Stored records:
** START **

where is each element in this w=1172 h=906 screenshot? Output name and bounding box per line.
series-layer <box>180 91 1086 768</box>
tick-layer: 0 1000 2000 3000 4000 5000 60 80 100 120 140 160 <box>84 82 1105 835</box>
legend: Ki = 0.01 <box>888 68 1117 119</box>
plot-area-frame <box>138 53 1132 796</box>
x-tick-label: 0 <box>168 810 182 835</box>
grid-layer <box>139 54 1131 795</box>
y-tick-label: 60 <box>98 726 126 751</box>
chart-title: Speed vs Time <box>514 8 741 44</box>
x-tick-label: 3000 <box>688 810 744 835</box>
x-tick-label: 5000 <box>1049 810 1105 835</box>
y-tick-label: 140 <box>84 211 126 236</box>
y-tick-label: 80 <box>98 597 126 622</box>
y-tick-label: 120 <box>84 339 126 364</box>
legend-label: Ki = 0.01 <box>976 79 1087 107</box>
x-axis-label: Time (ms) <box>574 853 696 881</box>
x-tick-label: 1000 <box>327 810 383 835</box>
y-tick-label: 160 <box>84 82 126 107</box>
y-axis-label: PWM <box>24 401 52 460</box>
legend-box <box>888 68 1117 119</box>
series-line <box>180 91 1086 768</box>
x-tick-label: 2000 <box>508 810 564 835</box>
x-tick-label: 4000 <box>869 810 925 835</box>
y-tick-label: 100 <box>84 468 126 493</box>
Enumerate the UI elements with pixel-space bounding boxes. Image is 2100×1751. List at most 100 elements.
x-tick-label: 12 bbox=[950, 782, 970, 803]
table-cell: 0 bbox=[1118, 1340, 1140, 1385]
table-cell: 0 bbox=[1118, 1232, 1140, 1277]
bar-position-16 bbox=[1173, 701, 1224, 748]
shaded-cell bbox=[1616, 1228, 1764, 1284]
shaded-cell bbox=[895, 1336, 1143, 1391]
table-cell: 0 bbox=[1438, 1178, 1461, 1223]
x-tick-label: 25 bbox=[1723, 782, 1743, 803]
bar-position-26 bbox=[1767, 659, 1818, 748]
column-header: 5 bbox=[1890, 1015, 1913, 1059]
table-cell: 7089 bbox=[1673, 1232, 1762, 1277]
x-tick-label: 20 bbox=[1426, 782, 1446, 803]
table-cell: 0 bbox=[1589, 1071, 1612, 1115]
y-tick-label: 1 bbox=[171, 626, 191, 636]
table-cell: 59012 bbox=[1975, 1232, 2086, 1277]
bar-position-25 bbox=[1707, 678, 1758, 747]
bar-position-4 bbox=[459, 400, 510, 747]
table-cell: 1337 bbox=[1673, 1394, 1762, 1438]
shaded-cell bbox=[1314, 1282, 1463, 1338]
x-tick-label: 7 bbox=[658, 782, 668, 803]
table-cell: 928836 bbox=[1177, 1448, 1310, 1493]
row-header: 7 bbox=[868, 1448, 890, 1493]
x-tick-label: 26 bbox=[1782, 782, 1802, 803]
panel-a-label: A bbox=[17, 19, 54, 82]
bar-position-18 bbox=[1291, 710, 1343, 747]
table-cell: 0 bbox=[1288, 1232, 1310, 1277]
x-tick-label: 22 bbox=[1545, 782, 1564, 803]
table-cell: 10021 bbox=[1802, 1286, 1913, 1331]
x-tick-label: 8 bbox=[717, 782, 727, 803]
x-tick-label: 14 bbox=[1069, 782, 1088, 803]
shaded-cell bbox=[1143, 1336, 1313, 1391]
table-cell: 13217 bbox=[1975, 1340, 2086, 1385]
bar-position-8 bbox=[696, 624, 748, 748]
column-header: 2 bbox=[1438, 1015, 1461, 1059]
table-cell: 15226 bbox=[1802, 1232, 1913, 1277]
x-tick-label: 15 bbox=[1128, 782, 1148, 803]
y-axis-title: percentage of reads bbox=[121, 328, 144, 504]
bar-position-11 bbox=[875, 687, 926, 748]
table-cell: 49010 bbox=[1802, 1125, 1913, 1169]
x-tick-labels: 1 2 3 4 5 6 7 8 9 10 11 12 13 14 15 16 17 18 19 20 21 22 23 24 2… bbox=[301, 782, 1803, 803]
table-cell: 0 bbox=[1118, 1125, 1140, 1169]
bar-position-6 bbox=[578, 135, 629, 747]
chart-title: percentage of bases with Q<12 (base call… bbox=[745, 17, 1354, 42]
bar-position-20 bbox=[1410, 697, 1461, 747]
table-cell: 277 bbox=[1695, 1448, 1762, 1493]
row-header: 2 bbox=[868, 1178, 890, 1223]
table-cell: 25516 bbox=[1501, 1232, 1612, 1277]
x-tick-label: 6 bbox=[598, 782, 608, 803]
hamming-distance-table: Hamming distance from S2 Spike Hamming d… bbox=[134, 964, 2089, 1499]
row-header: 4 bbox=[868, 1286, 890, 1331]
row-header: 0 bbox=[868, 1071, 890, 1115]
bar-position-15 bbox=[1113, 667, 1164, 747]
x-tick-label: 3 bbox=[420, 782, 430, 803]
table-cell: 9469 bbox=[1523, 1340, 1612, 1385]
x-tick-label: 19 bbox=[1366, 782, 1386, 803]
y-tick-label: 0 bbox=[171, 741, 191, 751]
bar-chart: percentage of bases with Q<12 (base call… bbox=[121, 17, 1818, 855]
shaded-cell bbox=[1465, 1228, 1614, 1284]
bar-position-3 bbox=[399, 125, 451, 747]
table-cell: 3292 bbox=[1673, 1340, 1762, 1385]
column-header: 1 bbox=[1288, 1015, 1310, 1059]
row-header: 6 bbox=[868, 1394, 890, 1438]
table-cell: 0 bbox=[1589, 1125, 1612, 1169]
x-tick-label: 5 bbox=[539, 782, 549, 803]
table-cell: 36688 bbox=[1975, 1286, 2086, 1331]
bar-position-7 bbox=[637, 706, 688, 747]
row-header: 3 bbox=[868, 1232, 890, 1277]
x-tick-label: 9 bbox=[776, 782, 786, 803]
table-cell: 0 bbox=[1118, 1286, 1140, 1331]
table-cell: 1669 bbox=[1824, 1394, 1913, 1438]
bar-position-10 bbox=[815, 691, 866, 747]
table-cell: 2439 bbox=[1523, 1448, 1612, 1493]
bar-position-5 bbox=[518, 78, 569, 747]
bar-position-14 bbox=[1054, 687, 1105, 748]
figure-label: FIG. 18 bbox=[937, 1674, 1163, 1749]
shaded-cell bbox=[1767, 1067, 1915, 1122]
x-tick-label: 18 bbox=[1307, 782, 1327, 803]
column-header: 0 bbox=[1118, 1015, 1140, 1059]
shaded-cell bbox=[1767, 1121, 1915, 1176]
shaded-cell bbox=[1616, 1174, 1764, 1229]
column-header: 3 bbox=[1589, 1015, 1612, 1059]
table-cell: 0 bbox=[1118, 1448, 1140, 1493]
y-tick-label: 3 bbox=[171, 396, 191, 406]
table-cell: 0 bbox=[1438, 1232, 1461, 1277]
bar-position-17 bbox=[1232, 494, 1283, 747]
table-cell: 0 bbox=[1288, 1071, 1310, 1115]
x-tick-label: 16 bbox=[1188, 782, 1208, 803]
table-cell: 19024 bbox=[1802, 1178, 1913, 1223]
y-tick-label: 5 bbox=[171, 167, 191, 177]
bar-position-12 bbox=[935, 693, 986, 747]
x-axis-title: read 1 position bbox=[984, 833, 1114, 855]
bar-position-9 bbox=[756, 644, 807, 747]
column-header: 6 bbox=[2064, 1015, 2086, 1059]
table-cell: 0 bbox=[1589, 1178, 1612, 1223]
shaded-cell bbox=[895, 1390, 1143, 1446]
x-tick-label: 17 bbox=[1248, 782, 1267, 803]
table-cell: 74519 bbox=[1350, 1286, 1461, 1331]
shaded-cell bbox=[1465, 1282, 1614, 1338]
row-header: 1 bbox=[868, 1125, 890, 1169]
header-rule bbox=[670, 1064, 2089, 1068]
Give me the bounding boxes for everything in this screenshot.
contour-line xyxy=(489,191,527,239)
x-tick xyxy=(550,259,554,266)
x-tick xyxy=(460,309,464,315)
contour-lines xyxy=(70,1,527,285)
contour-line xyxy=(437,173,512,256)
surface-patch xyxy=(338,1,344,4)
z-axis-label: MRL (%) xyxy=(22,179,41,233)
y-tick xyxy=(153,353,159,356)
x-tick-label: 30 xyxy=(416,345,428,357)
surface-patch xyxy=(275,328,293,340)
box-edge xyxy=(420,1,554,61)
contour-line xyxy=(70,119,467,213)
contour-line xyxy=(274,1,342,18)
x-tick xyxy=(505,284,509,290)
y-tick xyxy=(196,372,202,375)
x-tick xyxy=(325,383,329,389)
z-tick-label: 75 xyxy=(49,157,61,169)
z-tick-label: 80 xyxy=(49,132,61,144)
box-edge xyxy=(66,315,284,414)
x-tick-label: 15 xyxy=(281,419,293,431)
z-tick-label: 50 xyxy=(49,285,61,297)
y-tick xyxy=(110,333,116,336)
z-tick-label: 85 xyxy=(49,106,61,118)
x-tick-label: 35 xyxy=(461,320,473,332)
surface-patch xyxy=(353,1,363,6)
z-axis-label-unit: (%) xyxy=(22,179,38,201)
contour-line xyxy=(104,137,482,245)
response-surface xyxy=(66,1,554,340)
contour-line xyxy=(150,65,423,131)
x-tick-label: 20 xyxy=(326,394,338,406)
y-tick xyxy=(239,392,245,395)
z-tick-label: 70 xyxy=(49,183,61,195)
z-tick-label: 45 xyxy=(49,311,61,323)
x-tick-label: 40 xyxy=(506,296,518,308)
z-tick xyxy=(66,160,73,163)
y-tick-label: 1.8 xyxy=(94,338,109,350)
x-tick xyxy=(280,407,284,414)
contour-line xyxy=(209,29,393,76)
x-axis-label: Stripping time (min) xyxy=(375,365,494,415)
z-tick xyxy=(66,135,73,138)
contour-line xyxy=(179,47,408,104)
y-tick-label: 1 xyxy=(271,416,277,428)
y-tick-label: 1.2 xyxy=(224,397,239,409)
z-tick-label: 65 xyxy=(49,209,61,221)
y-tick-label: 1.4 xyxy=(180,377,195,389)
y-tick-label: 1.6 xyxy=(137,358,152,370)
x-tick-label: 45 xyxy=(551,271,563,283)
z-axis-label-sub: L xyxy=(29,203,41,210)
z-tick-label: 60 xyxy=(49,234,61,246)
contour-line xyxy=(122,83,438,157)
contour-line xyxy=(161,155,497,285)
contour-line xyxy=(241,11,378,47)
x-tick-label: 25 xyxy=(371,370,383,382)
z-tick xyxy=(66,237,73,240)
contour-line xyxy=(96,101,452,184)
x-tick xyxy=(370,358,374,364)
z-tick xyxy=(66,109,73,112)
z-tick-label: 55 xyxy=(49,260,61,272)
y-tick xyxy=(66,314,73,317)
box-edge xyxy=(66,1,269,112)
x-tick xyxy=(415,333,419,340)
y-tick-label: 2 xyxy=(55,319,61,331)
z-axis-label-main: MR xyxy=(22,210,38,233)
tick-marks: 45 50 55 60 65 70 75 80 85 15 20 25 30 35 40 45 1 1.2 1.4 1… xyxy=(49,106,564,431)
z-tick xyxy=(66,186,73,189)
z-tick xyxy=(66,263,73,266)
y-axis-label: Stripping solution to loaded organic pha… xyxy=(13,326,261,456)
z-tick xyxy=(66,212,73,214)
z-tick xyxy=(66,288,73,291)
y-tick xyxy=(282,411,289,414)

** END **

[EXERCISE DIRECTIONS]: Return the lines from the start of the records up to and including the line with "tick-layer: 0 1000", copied exactly.

[REPLY TO THE EXERCISE]:
where is each element in this w=1172 h=906 screenshot? Output name and bounding box per line.
series-layer <box>180 91 1086 768</box>
tick-layer: 0 1000 2000 3000 4000 5000 60 80 100 120 140 160 <box>84 82 1105 835</box>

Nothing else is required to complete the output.